■ **What is needed**
Among the entries below, count the lines that contain the word "icon". Write down only the total.

■ **Working data**
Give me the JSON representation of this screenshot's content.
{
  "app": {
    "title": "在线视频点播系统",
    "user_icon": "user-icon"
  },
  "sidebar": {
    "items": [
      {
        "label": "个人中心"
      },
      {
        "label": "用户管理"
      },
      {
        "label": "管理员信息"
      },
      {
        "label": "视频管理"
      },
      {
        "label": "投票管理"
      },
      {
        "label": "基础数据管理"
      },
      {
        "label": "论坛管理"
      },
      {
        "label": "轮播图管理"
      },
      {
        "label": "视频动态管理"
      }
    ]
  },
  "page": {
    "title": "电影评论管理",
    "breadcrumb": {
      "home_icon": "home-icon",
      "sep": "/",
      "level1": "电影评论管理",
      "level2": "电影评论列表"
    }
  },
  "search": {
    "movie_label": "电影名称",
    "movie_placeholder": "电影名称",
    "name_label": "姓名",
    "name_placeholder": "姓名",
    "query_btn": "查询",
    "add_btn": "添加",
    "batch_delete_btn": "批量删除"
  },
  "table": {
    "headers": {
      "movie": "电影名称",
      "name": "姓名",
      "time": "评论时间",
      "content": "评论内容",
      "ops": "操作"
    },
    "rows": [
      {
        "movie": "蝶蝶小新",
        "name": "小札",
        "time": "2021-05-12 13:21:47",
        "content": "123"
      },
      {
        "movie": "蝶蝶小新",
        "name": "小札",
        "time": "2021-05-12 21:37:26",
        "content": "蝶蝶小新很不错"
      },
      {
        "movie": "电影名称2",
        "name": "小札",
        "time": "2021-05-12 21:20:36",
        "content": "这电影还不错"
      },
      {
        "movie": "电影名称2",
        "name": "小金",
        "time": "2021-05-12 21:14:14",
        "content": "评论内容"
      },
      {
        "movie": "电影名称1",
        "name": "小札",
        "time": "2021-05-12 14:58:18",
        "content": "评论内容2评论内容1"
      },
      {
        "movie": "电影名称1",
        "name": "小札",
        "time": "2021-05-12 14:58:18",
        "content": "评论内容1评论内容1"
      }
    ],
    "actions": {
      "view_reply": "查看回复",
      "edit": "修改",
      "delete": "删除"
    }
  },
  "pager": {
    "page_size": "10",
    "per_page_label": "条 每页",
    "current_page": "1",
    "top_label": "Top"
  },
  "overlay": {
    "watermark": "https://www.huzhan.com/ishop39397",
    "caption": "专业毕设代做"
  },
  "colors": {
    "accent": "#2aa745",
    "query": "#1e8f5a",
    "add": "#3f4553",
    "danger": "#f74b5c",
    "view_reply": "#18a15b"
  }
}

■ **Answer for this exercise**
2